> GIVEN DATA
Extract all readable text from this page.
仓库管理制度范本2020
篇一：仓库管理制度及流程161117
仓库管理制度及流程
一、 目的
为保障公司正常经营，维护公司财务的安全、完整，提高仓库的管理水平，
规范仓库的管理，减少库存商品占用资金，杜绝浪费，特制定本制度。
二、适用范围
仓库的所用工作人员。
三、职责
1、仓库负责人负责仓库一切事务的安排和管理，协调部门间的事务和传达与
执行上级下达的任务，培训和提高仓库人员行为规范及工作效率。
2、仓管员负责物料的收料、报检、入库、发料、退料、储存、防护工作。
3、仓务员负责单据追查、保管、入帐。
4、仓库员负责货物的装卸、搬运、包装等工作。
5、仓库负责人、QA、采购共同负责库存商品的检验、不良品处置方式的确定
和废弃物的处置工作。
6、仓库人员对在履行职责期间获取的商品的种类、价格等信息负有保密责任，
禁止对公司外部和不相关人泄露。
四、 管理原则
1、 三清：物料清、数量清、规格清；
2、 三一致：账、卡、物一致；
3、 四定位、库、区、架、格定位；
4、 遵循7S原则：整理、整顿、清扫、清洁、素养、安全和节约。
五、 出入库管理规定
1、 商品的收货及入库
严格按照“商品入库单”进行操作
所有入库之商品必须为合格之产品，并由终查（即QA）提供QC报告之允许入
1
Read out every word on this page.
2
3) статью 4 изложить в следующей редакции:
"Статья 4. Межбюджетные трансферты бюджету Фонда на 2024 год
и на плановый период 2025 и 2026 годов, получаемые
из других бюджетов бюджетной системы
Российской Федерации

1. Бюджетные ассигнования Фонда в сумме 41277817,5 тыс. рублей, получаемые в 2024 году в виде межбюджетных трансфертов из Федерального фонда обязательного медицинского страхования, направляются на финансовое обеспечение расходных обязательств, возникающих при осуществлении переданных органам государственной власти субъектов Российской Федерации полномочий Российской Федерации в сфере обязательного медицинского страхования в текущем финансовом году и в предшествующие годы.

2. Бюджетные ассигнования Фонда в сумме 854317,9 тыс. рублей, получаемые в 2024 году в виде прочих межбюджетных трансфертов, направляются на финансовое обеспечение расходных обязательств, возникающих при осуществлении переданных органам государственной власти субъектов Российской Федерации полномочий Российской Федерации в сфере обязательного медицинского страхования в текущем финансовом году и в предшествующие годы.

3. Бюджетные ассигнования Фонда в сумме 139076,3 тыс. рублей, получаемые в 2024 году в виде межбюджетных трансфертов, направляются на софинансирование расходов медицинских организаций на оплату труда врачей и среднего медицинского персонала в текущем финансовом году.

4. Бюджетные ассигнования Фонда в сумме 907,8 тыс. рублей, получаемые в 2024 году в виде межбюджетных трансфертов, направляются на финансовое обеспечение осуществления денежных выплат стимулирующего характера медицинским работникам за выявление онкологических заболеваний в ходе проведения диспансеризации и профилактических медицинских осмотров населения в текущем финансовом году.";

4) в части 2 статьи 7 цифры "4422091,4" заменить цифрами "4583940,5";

> INSTRUCTION
How many of these lines contain "page"? Write only the number.

> FINISHED EXERCISE
2